**What you have to do**: Write out the data below in full, unchanged, minus the images.

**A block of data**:

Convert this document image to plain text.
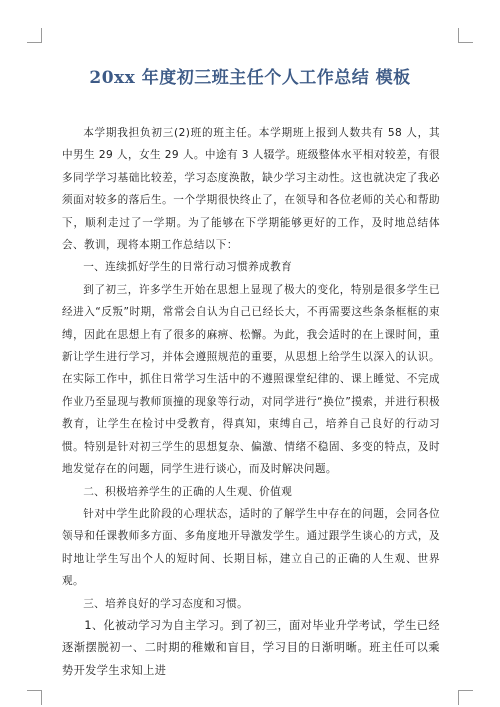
20xx 年度初三班主任个人工作总结 模板

本学期我担负初三(2)班的班主任。本学期班上报到人数共有 58 人，其中男生 29 人，女生 29 人。中途有 3 人辍学。班级整体水平相对较差，有很多同学学习基础比较差，学习态度涣散，缺少学习主动性。这也就决定了我必须面对较多的落后生。一个学期很快终止了，在领导和各位老师的关心和帮助下，顺利走过了一学期。为了能够在下学期能够更好的工作，及时地总结体会、教训，现将本期工作总结以下：

一、连续抓好学生的日常行动习惯养成教育

到了初三，许多学生开始在思想上显现了极大的变化，特别是很多学生已经进入“反叛”时期，常常会自认为自己已经长大，不再需要这些条条框框的束缚，因此在思想上有了很多的麻痹、松懈。为此，我会适时的在上课时间，重新让学生进行学习，并体会遵照规范的重要，从思想上给学生以深入的认识。在实际工作中，抓住日常学习生活中的不遵照课堂纪律的、课上睡觉、不完成作业乃至显现与教师顶撞的现象等行动，对同学进行“换位”摸索，并进行积极教育，让学生在检讨中受教育，得真知，束缚自己，培养自己良好的行动习惯。特别是针对初三学生的思想复杂、偏激、情绪不稳固、多变的特点，及时地发觉存在的问题，同学生进行谈心，而及时解决问题。

二、积极培养学生的正确的人生观、价值观

针对中学生此阶段的心理状态，适时的了解学生中存在的问题，会同各位领导和任课教师多方面、多角度地开导激发学生。通过跟学生谈心的方式，及时地让学生写出个人的短时间、长期目标，建立自己的正确的人生观、世界观。

三、培养良好的学习态度和习惯。

1、化被动学习为自主学习。到了初三，面对毕业升学考试，学生已经逐渐摆脱初一、二时期的稚嫩和盲目，学习目的日渐明晰。班主任可以乘势开发学生求知上进
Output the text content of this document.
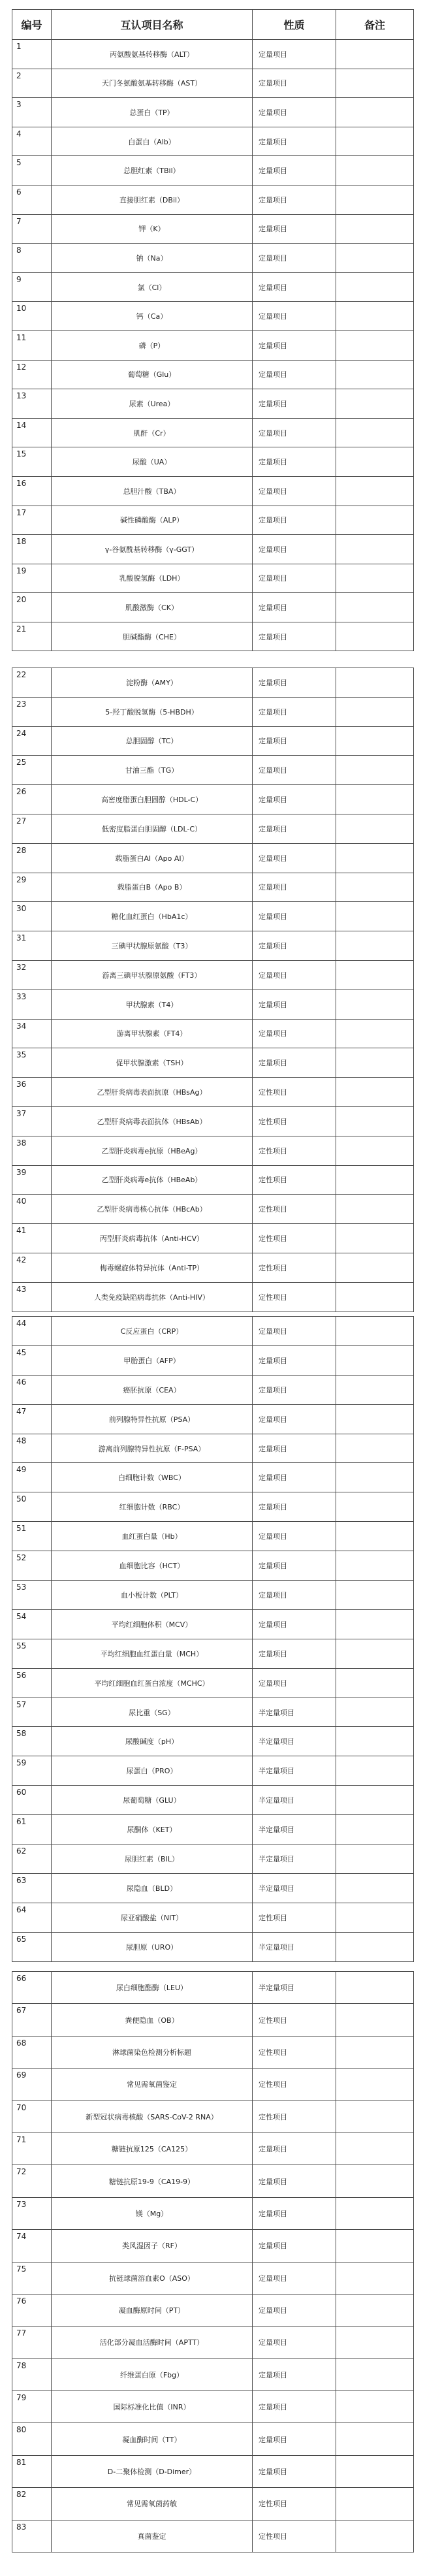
编号	互认项目名称	性质	备注
1	丙氨酸氨基转移酶（ALT）	定量项目	
2	天门冬氨酸氨基转移酶（AST）	定量项目	
3	总蛋白（TP）	定量项目	
4	白蛋白（Alb）	定量项目	
5	总胆红素（TBil）	定量项目	
6	直接胆红素（DBil）	定量项目	
7	钾（K）	定量项目	
8	钠（Na）	定量项目	
9	氯（Cl）	定量项目	
10	钙（Ca）	定量项目	
11	磷（P）	定量项目	
12	葡萄糖（Glu）	定量项目	
13	尿素（Urea）	定量项目	
14	肌酐（Cr）	定量项目	
15	尿酸（UA）	定量项目	
16	总胆汁酸（TBA）	定量项目	
17	碱性磷酸酶（ALP）	定量项目	
18	γ-谷氨酰基转移酶（γ-GGT）	定量项目	
19	乳酸脱氢酶（LDH）	定量项目	
20	肌酸激酶（CK）	定量项目	
21	胆碱酯酶（CHE）	定量项目	
22	淀粉酶（AMY）	定量项目	
23	5-羟丁酸脱氢酶（5-HBDH）	定量项目	
24	总胆固醇（TC）	定量项目	
25	甘油三酯（TG）	定量项目	
26	高密度脂蛋白胆固醇（HDL-C）	定量项目	
27	低密度脂蛋白胆固醇（LDL-C）	定量项目	
28	载脂蛋白AⅠ（Apo AⅠ）	定量项目	
29	载脂蛋白B（Apo B）	定量项目	
30	糖化血红蛋白（HbA1c）	定量项目	
31	三碘甲状腺原氨酸（T3）	定量项目	
32	游离三碘甲状腺原氨酸（FT3）	定量项目	
33	甲状腺素（T4）	定量项目	
34	游离甲状腺素（FT4）	定量项目	
35	促甲状腺激素（TSH）	定量项目	
36	乙型肝炎病毒表面抗原（HBsAg）	定性项目	
37	乙型肝炎病毒表面抗体（HBsAb）	定性项目	
38	乙型肝炎病毒e抗原（HBeAg）	定性项目	
39	乙型肝炎病毒e抗体（HBeAb）	定性项目	
40	乙型肝炎病毒核心抗体（HBcAb）	定性项目	
41	丙型肝炎病毒抗体（Anti-HCV）	定性项目	
42	梅毒螺旋体特异抗体（Anti-TP）	定性项目	
43	人类免疫缺陷病毒抗体（Anti-HIV）	定性项目	
44	C反应蛋白（CRP）	定量项目	
45	甲胎蛋白（AFP）	定量项目	
46	癌胚抗原（CEA）	定量项目	
47	前列腺特异性抗原（PSA）	定量项目	
48	游离前列腺特异性抗原（F-PSA）	定量项目	
49	白细胞计数（WBC）	定量项目	
50	红细胞计数（RBC）	定量项目	
51	血红蛋白量（Hb）	定量项目	
52	血细胞比容（HCT）	定量项目	
53	血小板计数（PLT）	定量项目	
54	平均红细胞体积（MCV）	定量项目	
55	平均红细胞血红蛋白量（MCH）	定量项目	
56	平均红细胞血红蛋白浓度（MCHC）	定量项目	
57	尿比重（SG）	半定量项目	
58	尿酸碱度（pH）	半定量项目	
59	尿蛋白（PRO）	半定量项目	
60	尿葡萄糖（GLU）	半定量项目	
61	尿酮体（KET）	半定量项目	
62	尿胆红素（BIL）	半定量项目	
63	尿隐血（BLD）	半定量项目	
64	尿亚硝酸盐（NIT）	定性项目	
65	尿胆原（URO）	半定量项目	
66	尿白细胞酯酶（LEU）	半定量项目	
67	粪便隐血（OB）	定性项目	
68	淋球菌染色检测分析标题	定性项目	
69	常见需氧菌鉴定	定性项目	
70	新型冠状病毒核酸（SARS-CoV-2 RNA）	定性项目	
71	糖链抗原125（CA125）	定量项目	
72	糖链抗原19-9（CA19-9）	定量项目	
73	镁（Mg）	定量项目	
74	类风湿因子（RF）	定量项目	
75	抗链球菌溶血素O（ASO）	定量项目	
76	凝血酶原时间（PT）	定量项目	
77	活化部分凝血活酶时间（APTT）	定量项目	
78	纤维蛋白原（Fbg）	定量项目	
79	国际标准化比值（INR）	定量项目	
80	凝血酶时间（TT）	定量项目	
81	D-二聚体检测（D-Dimer）	定量项目	
82	常见需氧菌药敏	定性项目	
83	真菌鉴定	定性项目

**Full output**:
Convert this document image to plain text.
20xx 年度初三班主任个人工作总结 模板

本学期我担负初三(2)班的班主任。本学期班上报到人数共有 58 人，其中男生 29 人，女生 29 人。中途有 3 人辍学。班级整体水平相对较差，有很多同学学习基础比较差，学习态度涣散，缺少学习主动性。这也就决定了我必须面对较多的落后生。一个学期很快终止了，在领导和各位老师的关心和帮助下，顺利走过了一学期。为了能够在下学期能够更好的工作，及时地总结体会、教训，现将本期工作总结以下：

一、连续抓好学生的日常行动习惯养成教育

到了初三，许多学生开始在思想上显现了极大的变化，特别是很多学生已经进入“反叛”时期，常常会自认为自己已经长大，不再需要这些条条框框的束缚，因此在思想上有了很多的麻痹、松懈。为此，我会适时的在上课时间，重新让学生进行学习，并体会遵照规范的重要，从思想上给学生以深入的认识。在实际工作中，抓住日常学习生活中的不遵照课堂纪律的、课上睡觉、不完成作业乃至显现与教师顶撞的现象等行动，对同学进行“换位”摸索，并进行积极教育，让学生在检讨中受教育，得真知，束缚自己，培养自己良好的行动习惯。特别是针对初三学生的思想复杂、偏激、情绪不稳固、多变的特点，及时地发觉存在的问题，同学生进行谈心，而及时解决问题。

二、积极培养学生的正确的人生观、价值观

针对中学生此阶段的心理状态，适时的了解学生中存在的问题，会同各位领导和任课教师多方面、多角度地开导激发学生。通过跟学生谈心的方式，及时地让学生写出个人的短时间、长期目标，建立自己的正确的人生观、世界观。

三、培养良好的学习态度和习惯。

1、化被动学习为自主学习。到了初三，面对毕业升学考试，学生已经逐渐摆脱初一、二时期的稚嫩和盲目，学习目的日渐明晰。班主任可以乘势开发学生求知上进
Output the text content of this document.
编号	互认项目名称	性质	备注
1	丙氨酸氨基转移酶（ALT）	定量项目	
2	天门冬氨酸氨基转移酶（AST）	定量项目	
3	总蛋白（TP）	定量项目	
4	白蛋白（Alb）	定量项目	
5	总胆红素（TBil）	定量项目	
6	直接胆红素（DBil）	定量项目	
7	钾（K）	定量项目	
8	钠（Na）	定量项目	
9	氯（Cl）	定量项目	
10	钙（Ca）	定量项目	
11	磷（P）	定量项目	
12	葡萄糖（Glu）	定量项目	
13	尿素（Urea）	定量项目	
14	肌酐（Cr）	定量项目	
15	尿酸（UA）	定量项目	
16	总胆汁酸（TBA）	定量项目	
17	碱性磷酸酶（ALP）	定量项目	
18	γ-谷氨酰基转移酶（γ-GGT）	定量项目	
19	乳酸脱氢酶（LDH）	定量项目	
20	肌酸激酶（CK）	定量项目	
21	胆碱酯酶（CHE）	定量项目	
22	淀粉酶（AMY）	定量项目	
23	5-羟丁酸脱氢酶（5-HBDH）	定量项目	
24	总胆固醇（TC）	定量项目	
25	甘油三酯（TG）	定量项目	
26	高密度脂蛋白胆固醇（HDL-C）	定量项目	
27	低密度脂蛋白胆固醇（LDL-C）	定量项目	
28	载脂蛋白AⅠ（Apo AⅠ）	定量项目	
29	载脂蛋白B（Apo B）	定量项目	
30	糖化血红蛋白（HbA1c）	定量项目	
31	三碘甲状腺原氨酸（T3）	定量项目	
32	游离三碘甲状腺原氨酸（FT3）	定量项目	
33	甲状腺素（T4）	定量项目	
34	游离甲状腺素（FT4）	定量项目	
35	促甲状腺激素（TSH）	定量项目	
36	乙型肝炎病毒表面抗原（HBsAg）	定性项目	
37	乙型肝炎病毒表面抗体（HBsAb）	定性项目	
38	乙型肝炎病毒e抗原（HBeAg）	定性项目	
39	乙型肝炎病毒e抗体（HBeAb）	定性项目	
40	乙型肝炎病毒核心抗体（HBcAb）	定性项目	
41	丙型肝炎病毒抗体（Anti-HCV）	定性项目	
42	梅毒螺旋体特异抗体（Anti-TP）	定性项目	
43	人类免疫缺陷病毒抗体（Anti-HIV）	定性项目	
44	C反应蛋白（CRP）	定量项目	
45	甲胎蛋白（AFP）	定量项目	
46	癌胚抗原（CEA）	定量项目	
47	前列腺特异性抗原（PSA）	定量项目	
48	游离前列腺特异性抗原（F-PSA）	定量项目	
49	白细胞计数（WBC）	定量项目	
50	红细胞计数（RBC）	定量项目	
51	血红蛋白量（Hb）	定量项目	
52	血细胞比容（HCT）	定量项目	
53	血小板计数（PLT）	定量项目	
54	平均红细胞体积（MCV）	定量项目	
55	平均红细胞血红蛋白量（MCH）	定量项目	
56	平均红细胞血红蛋白浓度（MCHC）	定量项目	
57	尿比重（SG）	半定量项目	
58	尿酸碱度（pH）	半定量项目	
59	尿蛋白（PRO）	半定量项目	
60	尿葡萄糖（GLU）	半定量项目	
61	尿酮体（KET）	半定量项目	
62	尿胆红素（BIL）	半定量项目	
63	尿隐血（BLD）	半定量项目	
64	尿亚硝酸盐（NIT）	定性项目	
65	尿胆原（URO）	半定量项目	
66	尿白细胞酯酶（LEU）	半定量项目	
67	粪便隐血（OB）	定性项目	
68	淋球菌染色检测分析标题	定性项目	
69	常见需氧菌鉴定	定性项目	
70	新型冠状病毒核酸（SARS-CoV-2 RNA）	定性项目	
71	糖链抗原125（CA125）	定量项目	
72	糖链抗原19-9（CA19-9）	定量项目	
73	镁（Mg）	定量项目	
74	类风湿因子（RF）	定量项目	
75	抗链球菌溶血素O（ASO）	定量项目	
76	凝血酶原时间（PT）	定量项目	
77	活化部分凝血活酶时间（APTT）	定量项目	
78	纤维蛋白原（Fbg）	定量项目	
79	国际标准化比值（INR）	定量项目	
80	凝血酶时间（TT）	定量项目	
81	D-二聚体检测（D-Dimer）	定量项目	
82	常见需氧菌药敏	定性项目	
83	真菌鉴定	定性项目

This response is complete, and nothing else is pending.